Data records

--

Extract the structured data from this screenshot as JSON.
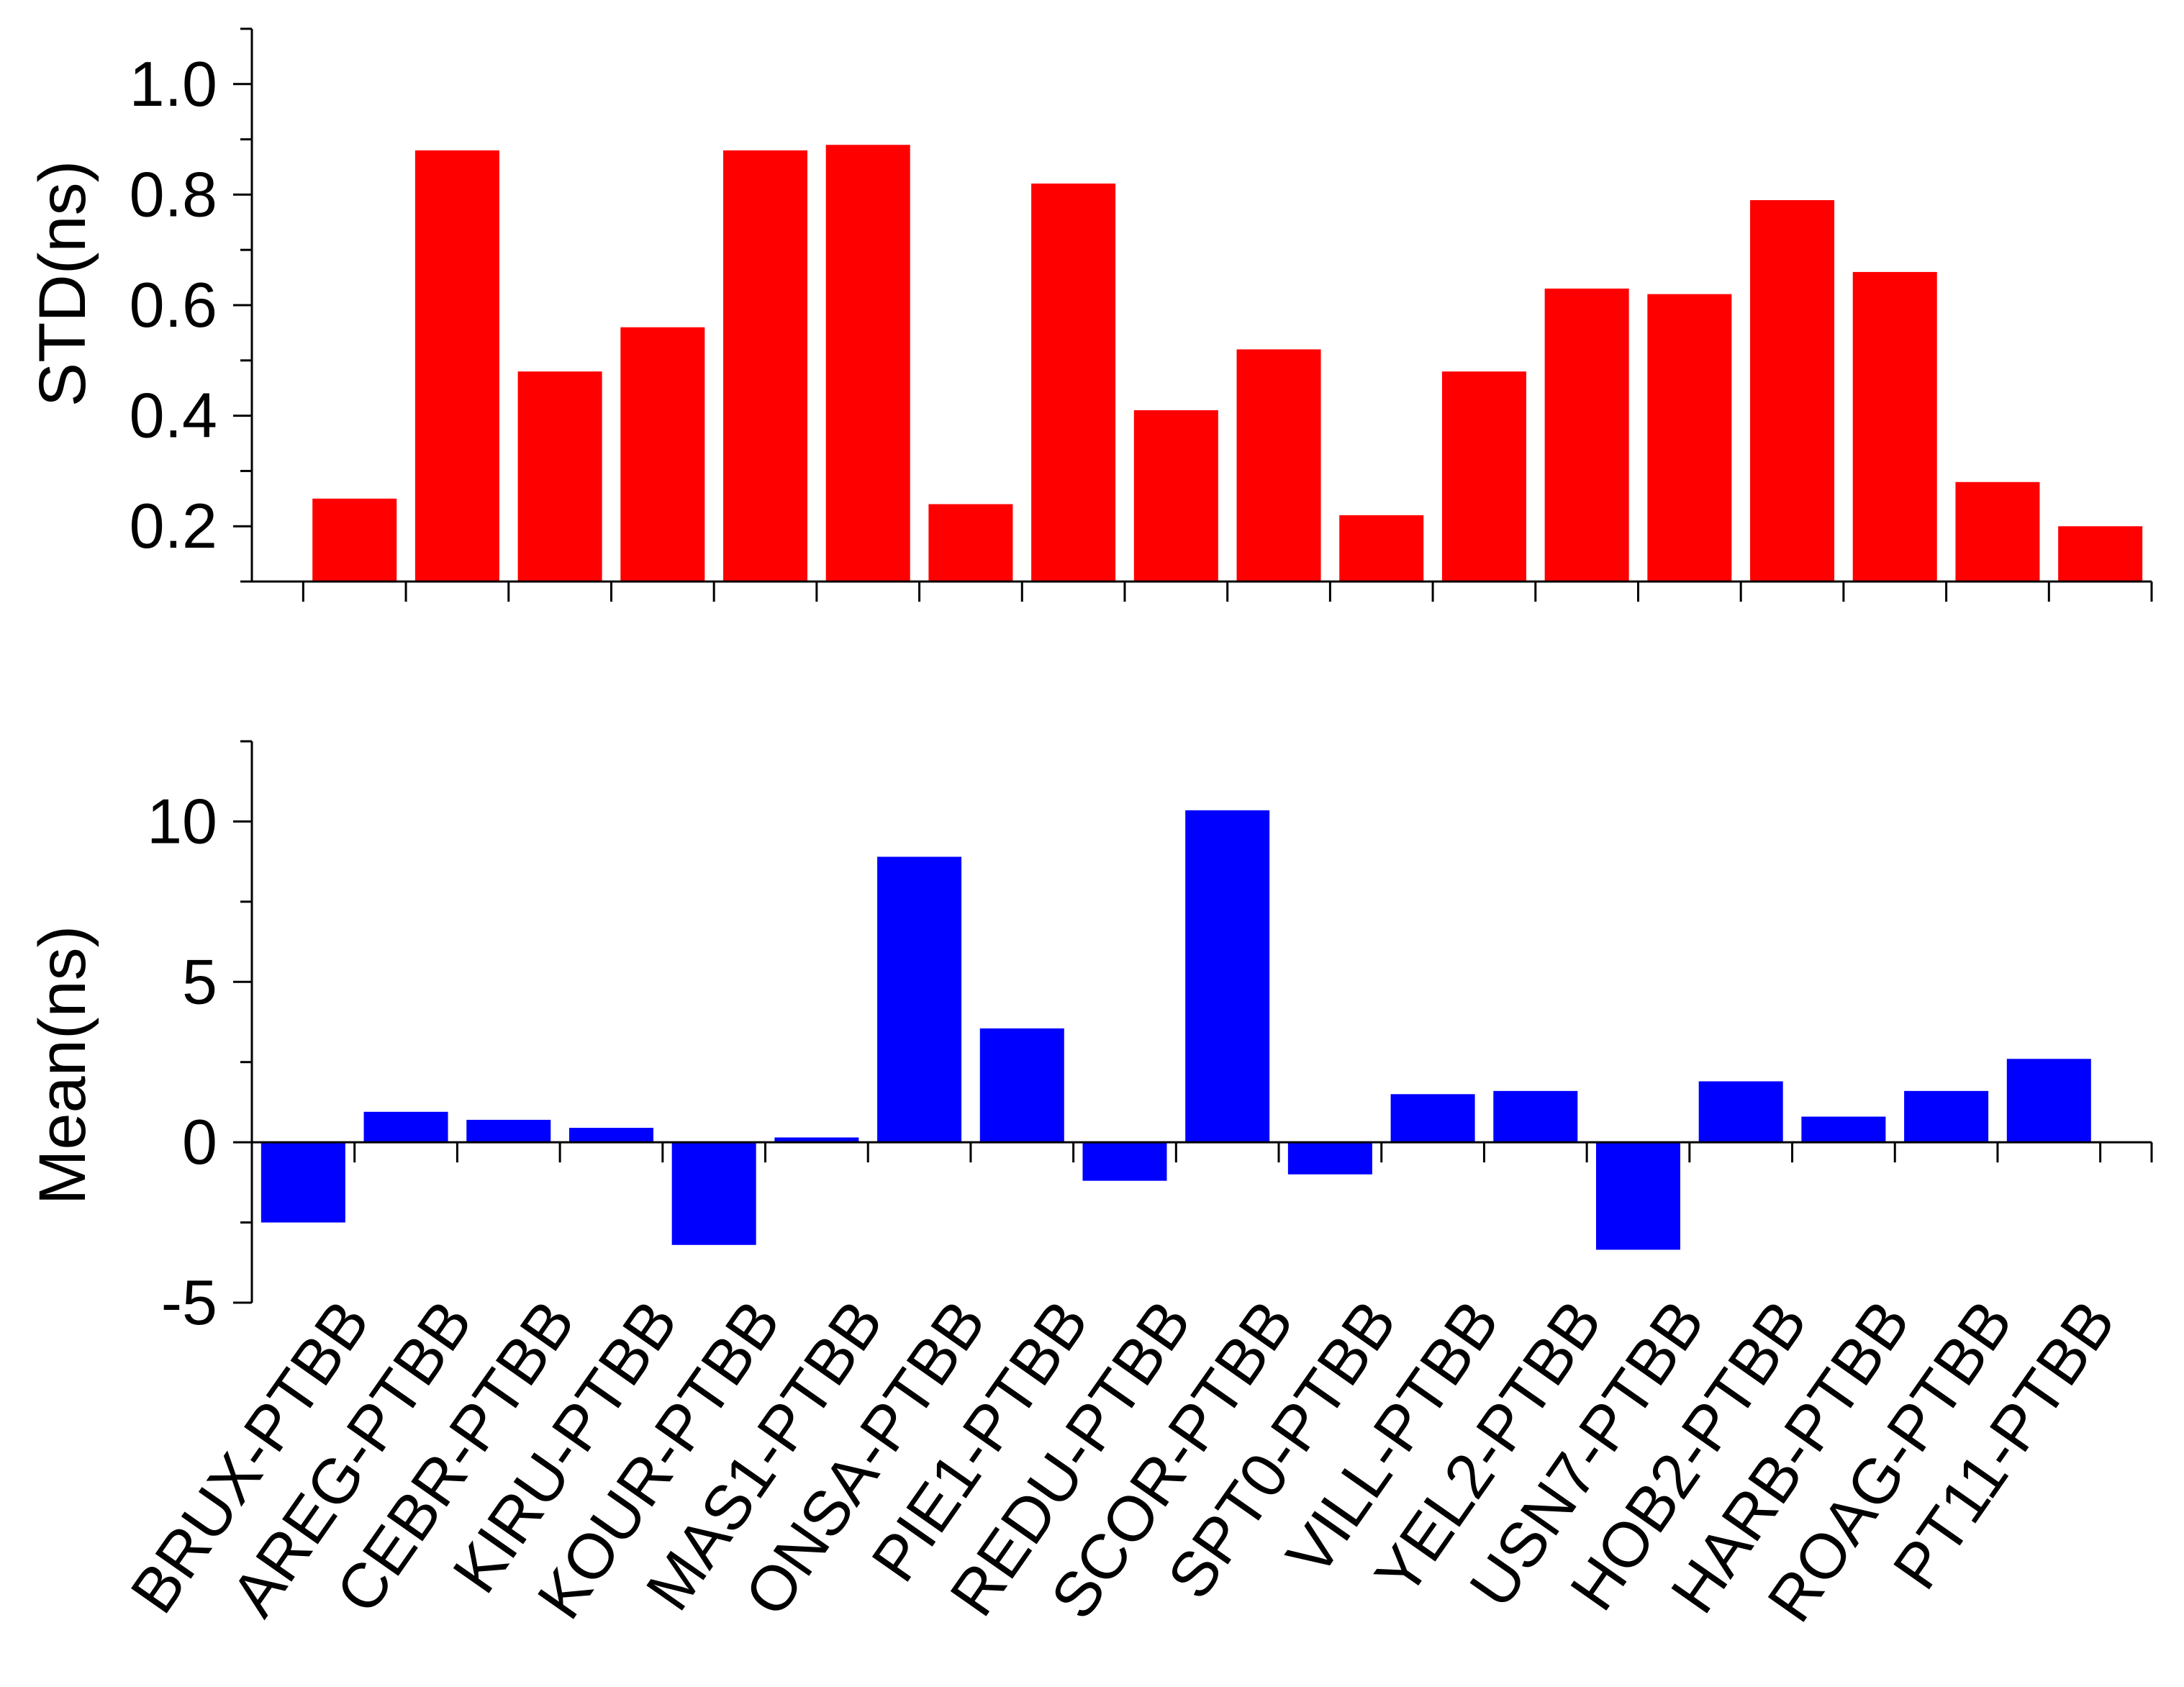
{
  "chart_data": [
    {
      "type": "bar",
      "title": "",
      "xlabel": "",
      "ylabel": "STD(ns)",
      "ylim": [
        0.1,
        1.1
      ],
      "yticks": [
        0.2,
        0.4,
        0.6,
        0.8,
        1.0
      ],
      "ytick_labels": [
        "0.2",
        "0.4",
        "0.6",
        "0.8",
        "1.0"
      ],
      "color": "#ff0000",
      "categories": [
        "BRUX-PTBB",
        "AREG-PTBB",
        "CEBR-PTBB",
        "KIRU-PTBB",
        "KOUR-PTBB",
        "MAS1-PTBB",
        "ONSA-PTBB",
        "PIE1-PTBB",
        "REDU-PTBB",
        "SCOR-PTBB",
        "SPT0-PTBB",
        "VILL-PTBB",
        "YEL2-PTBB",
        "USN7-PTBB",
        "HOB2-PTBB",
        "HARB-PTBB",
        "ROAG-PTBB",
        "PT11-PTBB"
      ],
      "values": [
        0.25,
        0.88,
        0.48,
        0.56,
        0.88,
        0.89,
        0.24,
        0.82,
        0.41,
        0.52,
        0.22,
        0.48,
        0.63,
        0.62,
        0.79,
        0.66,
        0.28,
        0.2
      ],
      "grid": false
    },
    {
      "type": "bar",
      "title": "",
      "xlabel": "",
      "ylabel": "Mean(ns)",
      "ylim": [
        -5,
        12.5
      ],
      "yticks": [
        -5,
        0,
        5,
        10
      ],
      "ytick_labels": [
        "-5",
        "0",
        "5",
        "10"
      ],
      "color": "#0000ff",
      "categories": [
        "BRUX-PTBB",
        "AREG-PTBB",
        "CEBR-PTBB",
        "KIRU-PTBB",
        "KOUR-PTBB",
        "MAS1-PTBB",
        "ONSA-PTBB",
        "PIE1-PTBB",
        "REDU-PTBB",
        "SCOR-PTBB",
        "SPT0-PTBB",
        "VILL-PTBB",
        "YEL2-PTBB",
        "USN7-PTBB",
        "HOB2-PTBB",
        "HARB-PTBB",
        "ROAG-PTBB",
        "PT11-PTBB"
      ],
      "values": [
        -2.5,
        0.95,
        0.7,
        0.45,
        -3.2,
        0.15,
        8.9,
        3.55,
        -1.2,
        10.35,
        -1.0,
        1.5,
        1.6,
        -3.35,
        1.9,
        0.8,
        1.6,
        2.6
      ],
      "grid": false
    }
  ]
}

--

**Stated goal:** Transcribe the full listing above exactly, with the images removed.

**Final answer:**
Extract the structured data from this screenshot as JSON.
{
  "chart_data": [
    {
      "type": "bar",
      "title": "",
      "xlabel": "",
      "ylabel": "STD(ns)",
      "ylim": [
        0.1,
        1.1
      ],
      "yticks": [
        0.2,
        0.4,
        0.6,
        0.8,
        1.0
      ],
      "ytick_labels": [
        "0.2",
        "0.4",
        "0.6",
        "0.8",
        "1.0"
      ],
      "color": "#ff0000",
      "categories": [
        "BRUX-PTBB",
        "AREG-PTBB",
        "CEBR-PTBB",
        "KIRU-PTBB",
        "KOUR-PTBB",
        "MAS1-PTBB",
        "ONSA-PTBB",
        "PIE1-PTBB",
        "REDU-PTBB",
        "SCOR-PTBB",
        "SPT0-PTBB",
        "VILL-PTBB",
        "YEL2-PTBB",
        "USN7-PTBB",
        "HOB2-PTBB",
        "HARB-PTBB",
        "ROAG-PTBB",
        "PT11-PTBB"
      ],
      "values": [
        0.25,
        0.88,
        0.48,
        0.56,
        0.88,
        0.89,
        0.24,
        0.82,
        0.41,
        0.52,
        0.22,
        0.48,
        0.63,
        0.62,
        0.79,
        0.66,
        0.28,
        0.2
      ],
      "grid": false
    },
    {
      "type": "bar",
      "title": "",
      "xlabel": "",
      "ylabel": "Mean(ns)",
      "ylim": [
        -5,
        12.5
      ],
      "yticks": [
        -5,
        0,
        5,
        10
      ],
      "ytick_labels": [
        "-5",
        "0",
        "5",
        "10"
      ],
      "color": "#0000ff",
      "categories": [
        "BRUX-PTBB",
        "AREG-PTBB",
        "CEBR-PTBB",
        "KIRU-PTBB",
        "KOUR-PTBB",
        "MAS1-PTBB",
        "ONSA-PTBB",
        "PIE1-PTBB",
        "REDU-PTBB",
        "SCOR-PTBB",
        "SPT0-PTBB",
        "VILL-PTBB",
        "YEL2-PTBB",
        "USN7-PTBB",
        "HOB2-PTBB",
        "HARB-PTBB",
        "ROAG-PTBB",
        "PT11-PTBB"
      ],
      "values": [
        -2.5,
        0.95,
        0.7,
        0.45,
        -3.2,
        0.15,
        8.9,
        3.55,
        -1.2,
        10.35,
        -1.0,
        1.5,
        1.6,
        -3.35,
        1.9,
        0.8,
        1.6,
        2.6
      ],
      "grid": false
    }
  ]
}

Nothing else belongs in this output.